RECORDED DATA
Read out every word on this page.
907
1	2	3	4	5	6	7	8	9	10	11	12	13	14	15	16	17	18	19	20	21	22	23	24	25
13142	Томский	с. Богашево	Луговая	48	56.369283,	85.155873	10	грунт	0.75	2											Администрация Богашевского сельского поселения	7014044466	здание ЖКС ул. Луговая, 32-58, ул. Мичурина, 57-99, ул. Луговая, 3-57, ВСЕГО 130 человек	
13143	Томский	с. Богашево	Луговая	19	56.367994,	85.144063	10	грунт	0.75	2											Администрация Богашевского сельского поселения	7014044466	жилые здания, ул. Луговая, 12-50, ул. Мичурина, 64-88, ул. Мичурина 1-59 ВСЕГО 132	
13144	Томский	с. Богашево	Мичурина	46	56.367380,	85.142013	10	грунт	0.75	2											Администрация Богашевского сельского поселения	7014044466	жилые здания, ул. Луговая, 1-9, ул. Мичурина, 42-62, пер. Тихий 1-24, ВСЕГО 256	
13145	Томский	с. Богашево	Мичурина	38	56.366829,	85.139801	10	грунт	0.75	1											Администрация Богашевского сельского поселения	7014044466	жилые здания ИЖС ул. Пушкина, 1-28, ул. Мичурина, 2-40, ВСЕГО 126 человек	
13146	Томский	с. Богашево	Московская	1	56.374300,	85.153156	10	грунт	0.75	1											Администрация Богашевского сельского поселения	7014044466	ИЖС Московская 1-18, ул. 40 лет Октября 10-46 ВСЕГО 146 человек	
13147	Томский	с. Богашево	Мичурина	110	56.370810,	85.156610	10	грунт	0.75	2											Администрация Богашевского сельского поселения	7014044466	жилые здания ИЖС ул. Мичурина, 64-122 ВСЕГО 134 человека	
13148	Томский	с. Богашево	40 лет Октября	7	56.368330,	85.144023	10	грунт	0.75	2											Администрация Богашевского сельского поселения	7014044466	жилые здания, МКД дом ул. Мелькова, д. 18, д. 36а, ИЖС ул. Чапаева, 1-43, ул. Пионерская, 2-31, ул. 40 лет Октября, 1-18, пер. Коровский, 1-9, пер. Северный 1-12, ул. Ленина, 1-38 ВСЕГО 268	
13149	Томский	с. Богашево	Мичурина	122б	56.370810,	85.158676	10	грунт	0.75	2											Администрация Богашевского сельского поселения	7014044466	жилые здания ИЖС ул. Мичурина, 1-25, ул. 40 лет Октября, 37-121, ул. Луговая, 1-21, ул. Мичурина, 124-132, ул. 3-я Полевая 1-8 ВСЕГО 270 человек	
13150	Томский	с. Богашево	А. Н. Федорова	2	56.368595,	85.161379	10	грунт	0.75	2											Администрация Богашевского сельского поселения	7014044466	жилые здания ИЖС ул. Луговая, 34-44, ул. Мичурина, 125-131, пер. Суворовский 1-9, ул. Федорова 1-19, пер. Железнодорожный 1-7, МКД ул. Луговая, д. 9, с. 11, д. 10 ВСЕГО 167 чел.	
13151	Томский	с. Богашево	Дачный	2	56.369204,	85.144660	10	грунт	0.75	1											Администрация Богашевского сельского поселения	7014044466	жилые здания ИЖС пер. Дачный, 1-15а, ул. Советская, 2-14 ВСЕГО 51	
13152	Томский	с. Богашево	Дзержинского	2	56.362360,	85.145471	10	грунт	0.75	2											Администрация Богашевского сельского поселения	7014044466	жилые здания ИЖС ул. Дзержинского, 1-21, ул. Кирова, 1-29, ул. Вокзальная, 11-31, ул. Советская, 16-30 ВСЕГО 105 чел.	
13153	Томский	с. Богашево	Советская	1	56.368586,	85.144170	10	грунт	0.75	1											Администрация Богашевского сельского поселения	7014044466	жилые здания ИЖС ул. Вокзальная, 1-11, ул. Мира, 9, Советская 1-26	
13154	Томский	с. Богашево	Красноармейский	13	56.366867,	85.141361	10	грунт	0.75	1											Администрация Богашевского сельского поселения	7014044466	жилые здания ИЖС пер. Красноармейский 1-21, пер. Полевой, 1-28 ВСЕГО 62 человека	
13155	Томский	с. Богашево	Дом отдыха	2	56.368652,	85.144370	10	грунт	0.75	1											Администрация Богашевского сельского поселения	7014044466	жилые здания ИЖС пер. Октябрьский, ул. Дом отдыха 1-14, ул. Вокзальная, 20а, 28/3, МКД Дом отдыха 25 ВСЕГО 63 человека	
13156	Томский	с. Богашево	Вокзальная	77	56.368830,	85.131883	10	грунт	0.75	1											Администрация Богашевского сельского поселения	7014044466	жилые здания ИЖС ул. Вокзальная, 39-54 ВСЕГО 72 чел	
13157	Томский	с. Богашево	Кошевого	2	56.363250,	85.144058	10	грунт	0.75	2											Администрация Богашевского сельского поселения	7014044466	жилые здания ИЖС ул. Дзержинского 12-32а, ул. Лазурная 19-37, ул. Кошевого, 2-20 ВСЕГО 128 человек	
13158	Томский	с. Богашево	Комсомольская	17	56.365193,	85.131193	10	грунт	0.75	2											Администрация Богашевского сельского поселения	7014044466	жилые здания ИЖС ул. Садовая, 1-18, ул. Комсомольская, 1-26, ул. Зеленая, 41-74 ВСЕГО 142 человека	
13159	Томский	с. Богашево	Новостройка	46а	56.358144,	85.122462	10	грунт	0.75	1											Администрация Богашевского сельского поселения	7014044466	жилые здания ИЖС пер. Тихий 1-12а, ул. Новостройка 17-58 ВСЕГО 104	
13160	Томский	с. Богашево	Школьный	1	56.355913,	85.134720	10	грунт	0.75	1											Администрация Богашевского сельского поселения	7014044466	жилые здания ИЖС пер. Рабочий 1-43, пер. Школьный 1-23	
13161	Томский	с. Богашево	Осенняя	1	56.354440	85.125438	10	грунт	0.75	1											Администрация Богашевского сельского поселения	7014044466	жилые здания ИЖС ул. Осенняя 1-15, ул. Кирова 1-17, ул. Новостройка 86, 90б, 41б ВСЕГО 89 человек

EXERCISE BRIEF
Search the listing above for the string "Вокзальная". Copy every line that contains it.

SOLUTION TO THE EXERCISE
13152	Томский	с. Богашево	Дзержинского	2	56.362360,	85.145471	10	грунт	0.75	2											Администрация Богашевского сельского поселения	7014044466	жилые здания ИЖС ул. Дзержинского, 1-21, ул. Кирова, 1-29, ул. Вокзальная, 11-31, ул. Советская, 16-30 ВСЕГО 105 чел.	
13153	Томский	с. Богашево	Советская	1	56.368586,	85.144170	10	грунт	0.75	1											Администрация Богашевского сельского поселения	7014044466	жилые здания ИЖС ул. Вокзальная, 1-11, ул. Мира, 9, Советская 1-26	
13155	Томский	с. Богашево	Дом отдыха	2	56.368652,	85.144370	10	грунт	0.75	1											Администрация Богашевского сельского поселения	7014044466	жилые здания ИЖС пер. Октябрьский, ул. Дом отдыха 1-14, ул. Вокзальная, 20а, 28/3, МКД Дом отдыха 25 ВСЕГО 63 человека	
13156	Томский	с. Богашево	Вокзальная	77	56.368830,	85.131883	10	грунт	0.75	1											Администрация Богашевского сельского поселения	7014044466	жилые здания ИЖС ул. Вокзальная, 39-54 ВСЕГО 72 чел	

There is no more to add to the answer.